= Material for the task =
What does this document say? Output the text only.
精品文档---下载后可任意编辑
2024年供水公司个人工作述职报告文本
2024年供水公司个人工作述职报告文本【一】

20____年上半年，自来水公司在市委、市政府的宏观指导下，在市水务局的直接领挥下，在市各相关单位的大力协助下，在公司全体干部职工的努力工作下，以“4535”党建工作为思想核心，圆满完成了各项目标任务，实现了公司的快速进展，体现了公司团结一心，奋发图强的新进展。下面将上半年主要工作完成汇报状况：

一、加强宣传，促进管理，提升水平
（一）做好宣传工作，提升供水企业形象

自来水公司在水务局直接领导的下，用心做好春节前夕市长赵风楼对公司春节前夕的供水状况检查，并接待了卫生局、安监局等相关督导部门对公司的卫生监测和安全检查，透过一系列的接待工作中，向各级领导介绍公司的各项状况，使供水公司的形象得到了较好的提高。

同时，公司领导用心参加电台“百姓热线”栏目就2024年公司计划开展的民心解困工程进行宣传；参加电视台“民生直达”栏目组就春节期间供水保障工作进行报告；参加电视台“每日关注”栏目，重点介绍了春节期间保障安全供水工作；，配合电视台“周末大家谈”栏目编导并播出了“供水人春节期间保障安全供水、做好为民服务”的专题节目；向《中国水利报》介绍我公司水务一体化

= What is being asked =
Copy each record from above exactly, and include every line.

= Output for this task =
What does this document say? Output the text only.
精品文档---下载后可任意编辑
2024年供水公司个人工作述职报告文本
2024年供水公司个人工作述职报告文本【一】

20____年上半年，自来水公司在市委、市政府的宏观指导下，在市水务局的直接领挥下，在市各相关单位的大力协助下，在公司全体干部职工的努力工作下，以“4535”党建工作为思想核心，圆满完成了各项目标任务，实现了公司的快速进展，体现了公司团结一心，奋发图强的新进展。下面将上半年主要工作完成汇报状况：

一、加强宣传，促进管理，提升水平
（一）做好宣传工作，提升供水企业形象

自来水公司在水务局直接领导的下，用心做好春节前夕市长赵风楼对公司春节前夕的供水状况检查，并接待了卫生局、安监局等相关督导部门对公司的卫生监测和安全检查，透过一系列的接待工作中，向各级领导介绍公司的各项状况，使供水公司的形象得到了较好的提高。

同时，公司领导用心参加电台“百姓热线”栏目就2024年公司计划开展的民心解困工程进行宣传；参加电视台“民生直达”栏目组就春节期间供水保障工作进行报告；参加电视台“每日关注”栏目，重点介绍了春节期间保障安全供水工作；，配合电视台“周末大家谈”栏目编导并播出了“供水人春节期间保障安全供水、做好为民服务”的专题节目；向《中国水利报》介绍我公司水务一体化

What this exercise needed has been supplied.